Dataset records
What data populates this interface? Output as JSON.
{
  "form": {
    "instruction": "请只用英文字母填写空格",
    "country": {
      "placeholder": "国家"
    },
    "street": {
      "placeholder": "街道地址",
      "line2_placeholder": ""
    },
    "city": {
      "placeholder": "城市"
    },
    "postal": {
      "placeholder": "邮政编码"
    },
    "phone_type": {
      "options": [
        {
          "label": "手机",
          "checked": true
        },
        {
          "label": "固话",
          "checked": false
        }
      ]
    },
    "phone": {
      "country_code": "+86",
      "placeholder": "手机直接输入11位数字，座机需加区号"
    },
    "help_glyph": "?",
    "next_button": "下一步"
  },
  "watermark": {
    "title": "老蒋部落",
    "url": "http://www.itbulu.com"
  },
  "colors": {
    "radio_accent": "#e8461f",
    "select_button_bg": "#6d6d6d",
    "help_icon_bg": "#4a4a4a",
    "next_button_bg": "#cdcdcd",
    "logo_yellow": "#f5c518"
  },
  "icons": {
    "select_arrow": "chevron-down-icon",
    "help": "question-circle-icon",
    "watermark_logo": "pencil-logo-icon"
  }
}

==

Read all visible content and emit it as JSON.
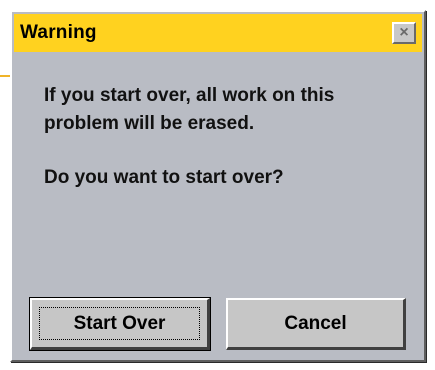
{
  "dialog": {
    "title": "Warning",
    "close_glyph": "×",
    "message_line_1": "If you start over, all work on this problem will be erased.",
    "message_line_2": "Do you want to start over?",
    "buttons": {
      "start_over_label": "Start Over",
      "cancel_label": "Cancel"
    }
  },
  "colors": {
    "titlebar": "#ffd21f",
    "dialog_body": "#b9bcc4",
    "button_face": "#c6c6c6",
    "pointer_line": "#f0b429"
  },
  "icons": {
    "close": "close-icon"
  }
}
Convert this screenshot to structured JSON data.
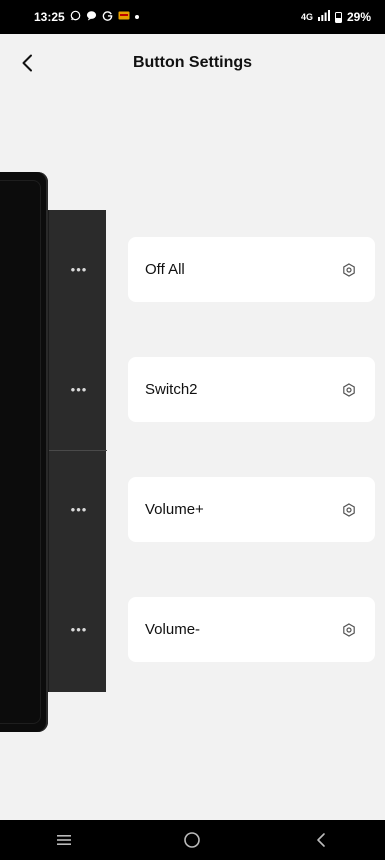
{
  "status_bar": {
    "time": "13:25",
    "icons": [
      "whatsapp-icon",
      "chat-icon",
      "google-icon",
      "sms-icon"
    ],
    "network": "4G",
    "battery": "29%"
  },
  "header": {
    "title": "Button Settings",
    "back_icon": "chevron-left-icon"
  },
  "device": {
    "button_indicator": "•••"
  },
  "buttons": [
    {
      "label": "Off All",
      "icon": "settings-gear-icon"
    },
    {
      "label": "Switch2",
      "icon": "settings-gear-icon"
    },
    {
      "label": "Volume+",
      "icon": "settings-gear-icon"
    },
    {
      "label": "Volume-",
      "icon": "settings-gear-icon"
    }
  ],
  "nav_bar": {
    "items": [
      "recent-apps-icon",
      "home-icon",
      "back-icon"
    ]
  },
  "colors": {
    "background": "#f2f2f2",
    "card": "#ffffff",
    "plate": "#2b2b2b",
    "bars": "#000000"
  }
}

Your instructions
Set out every line from the material that contains the string "chevron".

Response to the exercise
    "select_arrow": "chevron-down-icon",
    "back_icon": "chevron-left-icon"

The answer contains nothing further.